__EXERCISE PROMPT__: The entries below should be written out again exactly as they stand.

__EXTRACTED RECORDS__:
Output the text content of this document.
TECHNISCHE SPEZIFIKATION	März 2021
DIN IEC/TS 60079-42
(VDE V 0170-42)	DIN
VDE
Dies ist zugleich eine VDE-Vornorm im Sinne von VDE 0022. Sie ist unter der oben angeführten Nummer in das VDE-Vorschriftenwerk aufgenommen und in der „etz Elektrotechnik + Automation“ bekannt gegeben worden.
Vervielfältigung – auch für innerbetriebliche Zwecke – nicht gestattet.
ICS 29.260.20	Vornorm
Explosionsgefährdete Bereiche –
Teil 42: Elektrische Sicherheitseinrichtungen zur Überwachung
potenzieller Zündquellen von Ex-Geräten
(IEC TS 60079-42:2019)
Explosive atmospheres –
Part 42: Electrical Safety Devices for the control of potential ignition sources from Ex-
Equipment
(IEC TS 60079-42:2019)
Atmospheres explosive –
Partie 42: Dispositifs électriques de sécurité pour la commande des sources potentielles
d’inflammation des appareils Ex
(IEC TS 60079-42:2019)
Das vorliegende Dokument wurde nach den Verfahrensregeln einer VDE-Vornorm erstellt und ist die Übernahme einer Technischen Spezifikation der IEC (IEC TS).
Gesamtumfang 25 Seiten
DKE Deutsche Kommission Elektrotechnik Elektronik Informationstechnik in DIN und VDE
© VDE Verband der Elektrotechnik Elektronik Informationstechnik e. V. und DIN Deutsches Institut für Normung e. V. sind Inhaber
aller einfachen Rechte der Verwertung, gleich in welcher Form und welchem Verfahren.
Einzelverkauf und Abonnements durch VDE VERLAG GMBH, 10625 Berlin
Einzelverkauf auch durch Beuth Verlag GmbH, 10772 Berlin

__FINAL ANSWER__:
Output the text content of this document.
TECHNISCHE SPEZIFIKATION	März 2021
DIN IEC/TS 60079-42
(VDE V 0170-42)	DIN
VDE
Dies ist zugleich eine VDE-Vornorm im Sinne von VDE 0022. Sie ist unter der oben angeführten Nummer in das VDE-Vorschriftenwerk aufgenommen und in der „etz Elektrotechnik + Automation“ bekannt gegeben worden.
Vervielfältigung – auch für innerbetriebliche Zwecke – nicht gestattet.
ICS 29.260.20	Vornorm
Explosionsgefährdete Bereiche –
Teil 42: Elektrische Sicherheitseinrichtungen zur Überwachung
potenzieller Zündquellen von Ex-Geräten
(IEC TS 60079-42:2019)
Explosive atmospheres –
Part 42: Electrical Safety Devices for the control of potential ignition sources from Ex-
Equipment
(IEC TS 60079-42:2019)
Atmospheres explosive –
Partie 42: Dispositifs électriques de sécurité pour la commande des sources potentielles
d’inflammation des appareils Ex
(IEC TS 60079-42:2019)
Das vorliegende Dokument wurde nach den Verfahrensregeln einer VDE-Vornorm erstellt und ist die Übernahme einer Technischen Spezifikation der IEC (IEC TS).
Gesamtumfang 25 Seiten
DKE Deutsche Kommission Elektrotechnik Elektronik Informationstechnik in DIN und VDE
© VDE Verband der Elektrotechnik Elektronik Informationstechnik e. V. und DIN Deutsches Institut für Normung e. V. sind Inhaber
aller einfachen Rechte der Verwertung, gleich in welcher Form und welchem Verfahren.
Einzelverkauf und Abonnements durch VDE VERLAG GMBH, 10625 Berlin
Einzelverkauf auch durch Beuth Verlag GmbH, 10772 Berlin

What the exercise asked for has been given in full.